* BEGIN GIVEN DATA *

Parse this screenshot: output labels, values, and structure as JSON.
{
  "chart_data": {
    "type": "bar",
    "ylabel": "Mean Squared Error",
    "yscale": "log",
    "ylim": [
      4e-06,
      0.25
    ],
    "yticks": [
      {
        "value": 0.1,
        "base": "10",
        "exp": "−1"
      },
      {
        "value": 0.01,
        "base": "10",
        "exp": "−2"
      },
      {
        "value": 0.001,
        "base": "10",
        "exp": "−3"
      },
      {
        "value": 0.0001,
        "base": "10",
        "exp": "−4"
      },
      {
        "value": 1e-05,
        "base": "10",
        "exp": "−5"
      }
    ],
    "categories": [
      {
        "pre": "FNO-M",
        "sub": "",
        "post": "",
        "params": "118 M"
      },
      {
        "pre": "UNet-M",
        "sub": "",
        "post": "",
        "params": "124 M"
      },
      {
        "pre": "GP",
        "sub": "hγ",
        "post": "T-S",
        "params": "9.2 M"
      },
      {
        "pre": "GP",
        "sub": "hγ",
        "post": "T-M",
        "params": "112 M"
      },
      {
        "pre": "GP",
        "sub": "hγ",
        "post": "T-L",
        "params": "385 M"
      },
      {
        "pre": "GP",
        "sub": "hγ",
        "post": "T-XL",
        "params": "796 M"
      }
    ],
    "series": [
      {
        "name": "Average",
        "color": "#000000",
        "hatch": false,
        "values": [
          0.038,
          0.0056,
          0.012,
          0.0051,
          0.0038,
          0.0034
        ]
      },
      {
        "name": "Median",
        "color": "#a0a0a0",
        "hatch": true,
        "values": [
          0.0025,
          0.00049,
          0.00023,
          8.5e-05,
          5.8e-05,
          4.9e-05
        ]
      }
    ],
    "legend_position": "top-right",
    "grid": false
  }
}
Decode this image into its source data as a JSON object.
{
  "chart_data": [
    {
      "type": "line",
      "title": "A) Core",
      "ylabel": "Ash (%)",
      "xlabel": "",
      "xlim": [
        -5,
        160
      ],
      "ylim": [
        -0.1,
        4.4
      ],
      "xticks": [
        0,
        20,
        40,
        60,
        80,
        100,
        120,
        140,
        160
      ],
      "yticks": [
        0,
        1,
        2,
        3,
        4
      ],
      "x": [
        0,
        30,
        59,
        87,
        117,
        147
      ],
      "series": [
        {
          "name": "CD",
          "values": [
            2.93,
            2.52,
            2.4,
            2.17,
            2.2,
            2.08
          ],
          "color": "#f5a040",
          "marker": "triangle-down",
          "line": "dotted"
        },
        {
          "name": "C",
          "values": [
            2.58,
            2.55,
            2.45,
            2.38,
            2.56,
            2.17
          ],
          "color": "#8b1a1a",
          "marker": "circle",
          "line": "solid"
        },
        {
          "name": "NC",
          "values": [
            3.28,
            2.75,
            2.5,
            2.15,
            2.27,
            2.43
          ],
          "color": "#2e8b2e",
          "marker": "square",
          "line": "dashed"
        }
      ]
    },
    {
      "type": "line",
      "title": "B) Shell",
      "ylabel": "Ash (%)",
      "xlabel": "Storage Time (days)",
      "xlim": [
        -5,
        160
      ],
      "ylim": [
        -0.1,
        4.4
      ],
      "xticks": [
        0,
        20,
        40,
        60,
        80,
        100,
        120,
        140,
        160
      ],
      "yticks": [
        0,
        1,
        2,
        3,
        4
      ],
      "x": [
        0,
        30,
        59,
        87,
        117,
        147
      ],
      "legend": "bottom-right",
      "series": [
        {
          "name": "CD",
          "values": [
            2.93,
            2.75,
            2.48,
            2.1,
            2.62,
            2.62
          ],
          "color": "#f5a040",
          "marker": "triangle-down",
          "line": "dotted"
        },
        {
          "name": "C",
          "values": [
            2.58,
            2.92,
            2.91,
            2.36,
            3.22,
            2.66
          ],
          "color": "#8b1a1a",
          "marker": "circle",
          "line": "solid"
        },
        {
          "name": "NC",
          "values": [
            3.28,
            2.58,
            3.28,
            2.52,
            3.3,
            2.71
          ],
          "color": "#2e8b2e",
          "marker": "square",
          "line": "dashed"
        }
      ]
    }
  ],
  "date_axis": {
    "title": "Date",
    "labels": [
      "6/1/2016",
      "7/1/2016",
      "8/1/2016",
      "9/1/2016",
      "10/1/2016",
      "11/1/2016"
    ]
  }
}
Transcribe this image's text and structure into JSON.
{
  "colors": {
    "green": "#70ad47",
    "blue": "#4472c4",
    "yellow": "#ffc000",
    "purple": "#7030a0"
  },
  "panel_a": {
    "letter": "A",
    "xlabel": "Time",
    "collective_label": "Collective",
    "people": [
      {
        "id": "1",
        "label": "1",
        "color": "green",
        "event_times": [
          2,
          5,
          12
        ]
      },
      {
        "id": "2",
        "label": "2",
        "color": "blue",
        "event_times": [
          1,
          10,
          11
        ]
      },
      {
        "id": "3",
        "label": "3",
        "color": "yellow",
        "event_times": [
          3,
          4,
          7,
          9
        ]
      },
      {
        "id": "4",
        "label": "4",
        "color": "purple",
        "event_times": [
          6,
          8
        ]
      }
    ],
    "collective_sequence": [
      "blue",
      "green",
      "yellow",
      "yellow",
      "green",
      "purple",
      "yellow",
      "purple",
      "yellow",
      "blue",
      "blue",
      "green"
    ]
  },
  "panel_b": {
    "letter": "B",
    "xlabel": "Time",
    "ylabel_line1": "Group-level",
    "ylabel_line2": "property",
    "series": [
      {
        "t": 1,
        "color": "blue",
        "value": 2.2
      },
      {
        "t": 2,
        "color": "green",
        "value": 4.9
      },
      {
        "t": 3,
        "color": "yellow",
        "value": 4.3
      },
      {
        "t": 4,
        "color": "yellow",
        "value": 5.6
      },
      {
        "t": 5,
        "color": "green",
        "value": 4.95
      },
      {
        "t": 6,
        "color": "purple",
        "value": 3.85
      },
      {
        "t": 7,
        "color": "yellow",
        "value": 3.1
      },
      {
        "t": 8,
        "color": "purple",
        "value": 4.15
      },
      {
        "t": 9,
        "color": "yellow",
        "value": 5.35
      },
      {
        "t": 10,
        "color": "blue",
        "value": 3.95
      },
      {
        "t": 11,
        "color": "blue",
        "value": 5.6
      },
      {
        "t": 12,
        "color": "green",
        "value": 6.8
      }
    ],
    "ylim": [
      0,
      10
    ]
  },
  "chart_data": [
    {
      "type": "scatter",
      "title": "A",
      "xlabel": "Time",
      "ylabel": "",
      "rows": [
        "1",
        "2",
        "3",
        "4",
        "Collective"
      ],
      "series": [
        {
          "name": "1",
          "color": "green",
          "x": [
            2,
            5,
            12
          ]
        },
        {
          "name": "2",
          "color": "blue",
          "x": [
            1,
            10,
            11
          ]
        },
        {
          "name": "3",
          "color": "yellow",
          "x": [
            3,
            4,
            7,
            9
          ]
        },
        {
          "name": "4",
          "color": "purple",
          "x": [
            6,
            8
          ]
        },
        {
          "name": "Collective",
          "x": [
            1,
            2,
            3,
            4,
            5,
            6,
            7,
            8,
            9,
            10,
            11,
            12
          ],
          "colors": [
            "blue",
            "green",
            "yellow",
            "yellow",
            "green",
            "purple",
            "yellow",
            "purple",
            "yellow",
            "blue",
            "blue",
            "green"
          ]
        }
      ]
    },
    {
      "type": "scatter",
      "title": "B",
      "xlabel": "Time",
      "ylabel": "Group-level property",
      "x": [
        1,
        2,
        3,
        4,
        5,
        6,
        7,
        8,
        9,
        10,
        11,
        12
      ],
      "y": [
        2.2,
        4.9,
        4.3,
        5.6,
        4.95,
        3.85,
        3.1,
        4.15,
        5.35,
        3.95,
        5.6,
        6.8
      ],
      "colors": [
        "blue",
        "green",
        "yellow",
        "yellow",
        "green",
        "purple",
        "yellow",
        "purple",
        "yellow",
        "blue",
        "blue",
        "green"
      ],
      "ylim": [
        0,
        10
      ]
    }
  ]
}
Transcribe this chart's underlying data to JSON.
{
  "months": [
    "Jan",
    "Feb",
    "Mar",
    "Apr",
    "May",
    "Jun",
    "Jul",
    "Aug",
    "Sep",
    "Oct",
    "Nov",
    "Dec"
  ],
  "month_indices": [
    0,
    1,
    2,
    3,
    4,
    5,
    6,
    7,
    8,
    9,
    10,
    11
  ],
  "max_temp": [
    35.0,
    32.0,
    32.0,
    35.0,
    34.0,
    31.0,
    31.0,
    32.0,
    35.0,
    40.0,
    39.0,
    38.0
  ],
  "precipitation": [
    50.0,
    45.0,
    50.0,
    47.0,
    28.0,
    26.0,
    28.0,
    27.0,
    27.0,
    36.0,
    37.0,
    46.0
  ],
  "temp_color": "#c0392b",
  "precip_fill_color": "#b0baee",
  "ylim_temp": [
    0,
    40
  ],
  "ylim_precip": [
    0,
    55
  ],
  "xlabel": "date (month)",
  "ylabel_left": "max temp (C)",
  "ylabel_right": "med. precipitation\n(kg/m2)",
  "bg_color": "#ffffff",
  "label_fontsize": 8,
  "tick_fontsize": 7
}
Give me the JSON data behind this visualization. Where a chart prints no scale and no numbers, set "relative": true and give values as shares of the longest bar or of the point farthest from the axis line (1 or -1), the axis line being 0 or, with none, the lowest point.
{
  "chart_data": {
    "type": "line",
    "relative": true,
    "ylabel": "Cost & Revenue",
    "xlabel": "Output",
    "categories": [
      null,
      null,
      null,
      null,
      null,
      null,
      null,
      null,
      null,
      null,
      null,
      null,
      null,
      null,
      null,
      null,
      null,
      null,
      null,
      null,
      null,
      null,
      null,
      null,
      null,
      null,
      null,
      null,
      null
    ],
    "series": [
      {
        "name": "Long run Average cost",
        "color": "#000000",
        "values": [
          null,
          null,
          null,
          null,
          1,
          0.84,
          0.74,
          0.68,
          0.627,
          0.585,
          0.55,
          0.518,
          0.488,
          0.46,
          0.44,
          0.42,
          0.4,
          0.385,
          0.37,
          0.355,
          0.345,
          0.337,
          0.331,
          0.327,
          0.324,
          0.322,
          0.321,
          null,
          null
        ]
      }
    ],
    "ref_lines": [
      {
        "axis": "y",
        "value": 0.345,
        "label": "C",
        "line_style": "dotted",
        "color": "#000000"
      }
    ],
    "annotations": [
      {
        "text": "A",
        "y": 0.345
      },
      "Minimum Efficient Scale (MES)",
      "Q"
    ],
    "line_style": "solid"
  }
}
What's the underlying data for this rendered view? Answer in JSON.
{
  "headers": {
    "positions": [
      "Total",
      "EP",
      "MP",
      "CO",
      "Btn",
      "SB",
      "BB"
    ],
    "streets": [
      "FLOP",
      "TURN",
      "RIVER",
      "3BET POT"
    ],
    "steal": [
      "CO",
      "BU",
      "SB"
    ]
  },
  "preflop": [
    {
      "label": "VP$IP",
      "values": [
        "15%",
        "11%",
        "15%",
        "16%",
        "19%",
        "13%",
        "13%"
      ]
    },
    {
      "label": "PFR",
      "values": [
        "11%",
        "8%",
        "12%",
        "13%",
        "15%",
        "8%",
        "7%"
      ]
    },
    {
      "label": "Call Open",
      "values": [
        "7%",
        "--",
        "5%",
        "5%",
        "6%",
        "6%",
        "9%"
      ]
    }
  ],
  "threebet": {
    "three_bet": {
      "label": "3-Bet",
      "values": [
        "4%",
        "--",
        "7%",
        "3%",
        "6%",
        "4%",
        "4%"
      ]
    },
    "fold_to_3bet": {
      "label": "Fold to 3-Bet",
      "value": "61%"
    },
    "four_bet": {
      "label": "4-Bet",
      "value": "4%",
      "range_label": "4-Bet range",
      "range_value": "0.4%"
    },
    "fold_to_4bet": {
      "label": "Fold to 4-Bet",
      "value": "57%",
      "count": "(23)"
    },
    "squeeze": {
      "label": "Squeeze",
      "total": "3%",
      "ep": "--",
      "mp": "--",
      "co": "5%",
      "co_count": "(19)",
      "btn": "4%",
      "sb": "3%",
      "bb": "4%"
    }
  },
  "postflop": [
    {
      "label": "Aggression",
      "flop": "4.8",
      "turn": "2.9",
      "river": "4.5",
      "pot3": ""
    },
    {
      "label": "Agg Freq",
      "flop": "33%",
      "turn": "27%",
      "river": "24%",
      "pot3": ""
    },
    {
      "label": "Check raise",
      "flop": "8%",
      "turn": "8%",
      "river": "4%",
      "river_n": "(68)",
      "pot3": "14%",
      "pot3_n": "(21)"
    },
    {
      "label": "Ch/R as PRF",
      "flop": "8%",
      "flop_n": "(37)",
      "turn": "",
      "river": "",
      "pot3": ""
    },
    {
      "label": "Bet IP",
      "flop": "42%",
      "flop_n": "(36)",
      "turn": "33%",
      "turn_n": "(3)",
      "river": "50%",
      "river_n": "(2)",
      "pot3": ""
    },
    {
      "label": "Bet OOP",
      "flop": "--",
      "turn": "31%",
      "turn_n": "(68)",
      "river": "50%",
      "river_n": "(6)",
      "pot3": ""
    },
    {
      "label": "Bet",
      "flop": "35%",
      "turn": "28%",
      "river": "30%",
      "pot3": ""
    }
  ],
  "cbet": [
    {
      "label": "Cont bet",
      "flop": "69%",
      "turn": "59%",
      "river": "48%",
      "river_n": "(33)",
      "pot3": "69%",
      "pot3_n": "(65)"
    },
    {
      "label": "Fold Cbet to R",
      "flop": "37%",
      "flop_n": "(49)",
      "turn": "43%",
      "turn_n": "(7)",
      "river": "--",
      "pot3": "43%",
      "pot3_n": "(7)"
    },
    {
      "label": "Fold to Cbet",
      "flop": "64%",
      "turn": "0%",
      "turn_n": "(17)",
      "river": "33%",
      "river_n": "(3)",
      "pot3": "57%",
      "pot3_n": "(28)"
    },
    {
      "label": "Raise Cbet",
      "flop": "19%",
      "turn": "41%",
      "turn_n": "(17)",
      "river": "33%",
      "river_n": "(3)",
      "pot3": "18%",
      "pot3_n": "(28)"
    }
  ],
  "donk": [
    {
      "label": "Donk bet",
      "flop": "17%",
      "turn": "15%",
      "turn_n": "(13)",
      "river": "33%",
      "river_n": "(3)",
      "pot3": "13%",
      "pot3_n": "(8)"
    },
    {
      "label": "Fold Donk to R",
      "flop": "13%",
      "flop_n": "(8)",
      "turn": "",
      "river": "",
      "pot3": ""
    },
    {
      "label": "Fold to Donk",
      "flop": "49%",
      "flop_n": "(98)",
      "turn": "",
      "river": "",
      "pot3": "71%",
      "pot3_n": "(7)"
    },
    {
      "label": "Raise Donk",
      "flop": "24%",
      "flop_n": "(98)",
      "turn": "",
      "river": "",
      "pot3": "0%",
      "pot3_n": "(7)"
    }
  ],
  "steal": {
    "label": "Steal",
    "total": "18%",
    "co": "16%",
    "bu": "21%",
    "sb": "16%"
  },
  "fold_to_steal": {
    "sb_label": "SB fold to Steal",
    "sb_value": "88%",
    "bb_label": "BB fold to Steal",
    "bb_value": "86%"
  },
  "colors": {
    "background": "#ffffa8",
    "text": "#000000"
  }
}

* END GIVEN DATA *

Write out each line of the data that holds the string "Transcribe".

> _RESULT OF THIS TASK_
Transcribe this image's text and structure into JSON.
Transcribe this chart's underlying data to JSON.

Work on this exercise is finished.